Task details: Every record that follows should be printed verbatim.

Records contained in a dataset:
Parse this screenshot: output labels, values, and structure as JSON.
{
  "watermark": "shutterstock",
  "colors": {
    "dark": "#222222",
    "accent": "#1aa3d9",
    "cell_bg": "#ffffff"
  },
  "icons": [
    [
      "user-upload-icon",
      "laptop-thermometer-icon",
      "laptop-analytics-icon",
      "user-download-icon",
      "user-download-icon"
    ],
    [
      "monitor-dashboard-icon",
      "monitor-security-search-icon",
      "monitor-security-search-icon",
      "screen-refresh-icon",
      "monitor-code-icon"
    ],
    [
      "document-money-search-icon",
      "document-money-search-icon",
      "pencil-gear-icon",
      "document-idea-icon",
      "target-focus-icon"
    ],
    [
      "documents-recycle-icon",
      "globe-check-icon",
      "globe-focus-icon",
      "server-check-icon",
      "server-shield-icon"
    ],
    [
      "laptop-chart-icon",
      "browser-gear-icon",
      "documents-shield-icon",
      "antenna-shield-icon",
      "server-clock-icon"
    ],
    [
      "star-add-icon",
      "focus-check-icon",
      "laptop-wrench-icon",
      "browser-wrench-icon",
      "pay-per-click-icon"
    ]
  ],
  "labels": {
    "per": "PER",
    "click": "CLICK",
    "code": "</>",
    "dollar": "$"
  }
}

Response to this task:
Parse this screenshot: output labels, values, and structure as JSON.
{
  "watermark": "shutterstock",
  "colors": {
    "dark": "#222222",
    "accent": "#1aa3d9",
    "cell_bg": "#ffffff"
  },
  "icons": [
    [
      "user-upload-icon",
      "laptop-thermometer-icon",
      "laptop-analytics-icon",
      "user-download-icon",
      "user-download-icon"
    ],
    [
      "monitor-dashboard-icon",
      "monitor-security-search-icon",
      "monitor-security-search-icon",
      "screen-refresh-icon",
      "monitor-code-icon"
    ],
    [
      "document-money-search-icon",
      "document-money-search-icon",
      "pencil-gear-icon",
      "document-idea-icon",
      "target-focus-icon"
    ],
    [
      "documents-recycle-icon",
      "globe-check-icon",
      "globe-focus-icon",
      "server-check-icon",
      "server-shield-icon"
    ],
    [
      "laptop-chart-icon",
      "browser-gear-icon",
      "documents-shield-icon",
      "antenna-shield-icon",
      "server-clock-icon"
    ],
    [
      "star-add-icon",
      "focus-check-icon",
      "laptop-wrench-icon",
      "browser-wrench-icon",
      "pay-per-click-icon"
    ]
  ],
  "labels": {
    "per": "PER",
    "click": "CLICK",
    "code": "</>",
    "dollar": "$"
  }
}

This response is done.